▶ _Prompt_: Output the material below in its entirety, exactly as given.

Records that describe figures
== == ==

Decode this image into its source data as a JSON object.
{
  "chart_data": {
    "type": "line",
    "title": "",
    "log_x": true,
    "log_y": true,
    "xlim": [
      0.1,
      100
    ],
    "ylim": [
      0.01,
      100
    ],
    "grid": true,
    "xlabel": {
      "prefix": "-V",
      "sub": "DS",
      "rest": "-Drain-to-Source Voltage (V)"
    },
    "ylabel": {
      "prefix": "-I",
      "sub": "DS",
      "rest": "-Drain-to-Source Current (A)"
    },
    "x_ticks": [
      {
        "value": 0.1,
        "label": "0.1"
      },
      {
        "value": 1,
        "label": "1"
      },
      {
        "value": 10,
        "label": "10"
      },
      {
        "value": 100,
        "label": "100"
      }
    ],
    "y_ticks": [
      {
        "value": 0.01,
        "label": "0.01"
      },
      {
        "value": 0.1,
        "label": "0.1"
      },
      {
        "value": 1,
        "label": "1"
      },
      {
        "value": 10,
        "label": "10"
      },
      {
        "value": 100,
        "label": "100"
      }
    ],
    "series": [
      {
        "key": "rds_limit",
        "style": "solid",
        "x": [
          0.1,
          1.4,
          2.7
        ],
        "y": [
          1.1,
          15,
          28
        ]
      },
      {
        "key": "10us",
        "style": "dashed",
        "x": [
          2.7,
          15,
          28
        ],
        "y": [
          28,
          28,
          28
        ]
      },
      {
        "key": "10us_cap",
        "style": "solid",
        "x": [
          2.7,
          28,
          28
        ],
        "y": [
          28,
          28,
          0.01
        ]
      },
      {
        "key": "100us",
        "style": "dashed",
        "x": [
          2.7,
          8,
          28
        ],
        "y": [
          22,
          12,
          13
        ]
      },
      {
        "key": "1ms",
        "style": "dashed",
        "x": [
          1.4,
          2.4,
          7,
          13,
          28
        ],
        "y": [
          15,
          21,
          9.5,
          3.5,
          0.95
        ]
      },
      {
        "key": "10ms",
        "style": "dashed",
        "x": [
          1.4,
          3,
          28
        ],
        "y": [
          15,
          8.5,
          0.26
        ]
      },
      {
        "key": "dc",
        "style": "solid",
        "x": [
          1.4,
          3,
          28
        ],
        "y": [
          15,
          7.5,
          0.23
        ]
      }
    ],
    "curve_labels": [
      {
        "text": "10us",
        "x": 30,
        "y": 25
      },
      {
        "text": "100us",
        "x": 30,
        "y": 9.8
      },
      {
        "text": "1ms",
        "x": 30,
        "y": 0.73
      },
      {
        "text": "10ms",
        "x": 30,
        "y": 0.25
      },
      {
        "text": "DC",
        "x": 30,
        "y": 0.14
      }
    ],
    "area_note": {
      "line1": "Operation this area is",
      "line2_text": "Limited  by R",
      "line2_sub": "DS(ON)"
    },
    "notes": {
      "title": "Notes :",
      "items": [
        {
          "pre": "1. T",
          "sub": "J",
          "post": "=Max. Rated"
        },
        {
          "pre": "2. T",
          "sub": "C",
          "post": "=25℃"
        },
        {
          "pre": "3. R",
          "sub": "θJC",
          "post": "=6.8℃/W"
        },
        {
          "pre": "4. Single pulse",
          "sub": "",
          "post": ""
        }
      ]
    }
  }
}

== == ==

▶ _Result of the exercise_:
Decode this image into its source data as a JSON object.
{
  "chart_data": {
    "type": "line",
    "title": "",
    "log_x": true,
    "log_y": true,
    "xlim": [
      0.1,
      100
    ],
    "ylim": [
      0.01,
      100
    ],
    "grid": true,
    "xlabel": {
      "prefix": "-V",
      "sub": "DS",
      "rest": "-Drain-to-Source Voltage (V)"
    },
    "ylabel": {
      "prefix": "-I",
      "sub": "DS",
      "rest": "-Drain-to-Source Current (A)"
    },
    "x_ticks": [
      {
        "value": 0.1,
        "label": "0.1"
      },
      {
        "value": 1,
        "label": "1"
      },
      {
        "value": 10,
        "label": "10"
      },
      {
        "value": 100,
        "label": "100"
      }
    ],
    "y_ticks": [
      {
        "value": 0.01,
        "label": "0.01"
      },
      {
        "value": 0.1,
        "label": "0.1"
      },
      {
        "value": 1,
        "label": "1"
      },
      {
        "value": 10,
        "label": "10"
      },
      {
        "value": 100,
        "label": "100"
      }
    ],
    "series": [
      {
        "key": "rds_limit",
        "style": "solid",
        "x": [
          0.1,
          1.4,
          2.7
        ],
        "y": [
          1.1,
          15,
          28
        ]
      },
      {
        "key": "10us",
        "style": "dashed",
        "x": [
          2.7,
          15,
          28
        ],
        "y": [
          28,
          28,
          28
        ]
      },
      {
        "key": "10us_cap",
        "style": "solid",
        "x": [
          2.7,
          28,
          28
        ],
        "y": [
          28,
          28,
          0.01
        ]
      },
      {
        "key": "100us",
        "style": "dashed",
        "x": [
          2.7,
          8,
          28
        ],
        "y": [
          22,
          12,
          13
        ]
      },
      {
        "key": "1ms",
        "style": "dashed",
        "x": [
          1.4,
          2.4,
          7,
          13,
          28
        ],
        "y": [
          15,
          21,
          9.5,
          3.5,
          0.95
        ]
      },
      {
        "key": "10ms",
        "style": "dashed",
        "x": [
          1.4,
          3,
          28
        ],
        "y": [
          15,
          8.5,
          0.26
        ]
      },
      {
        "key": "dc",
        "style": "solid",
        "x": [
          1.4,
          3,
          28
        ],
        "y": [
          15,
          7.5,
          0.23
        ]
      }
    ],
    "curve_labels": [
      {
        "text": "10us",
        "x": 30,
        "y": 25
      },
      {
        "text": "100us",
        "x": 30,
        "y": 9.8
      },
      {
        "text": "1ms",
        "x": 30,
        "y": 0.73
      },
      {
        "text": "10ms",
        "x": 30,
        "y": 0.25
      },
      {
        "text": "DC",
        "x": 30,
        "y": 0.14
      }
    ],
    "area_note": {
      "line1": "Operation this area is",
      "line2_text": "Limited  by R",
      "line2_sub": "DS(ON)"
    },
    "notes": {
      "title": "Notes :",
      "items": [
        {
          "pre": "1. T",
          "sub": "J",
          "post": "=Max. Rated"
        },
        {
          "pre": "2. T",
          "sub": "C",
          "post": "=25℃"
        },
        {
          "pre": "3. R",
          "sub": "θJC",
          "post": "=6.8℃/W"
        },
        {
          "pre": "4. Single pulse",
          "sub": "",
          "post": ""
        }
      ]
    }
  }
}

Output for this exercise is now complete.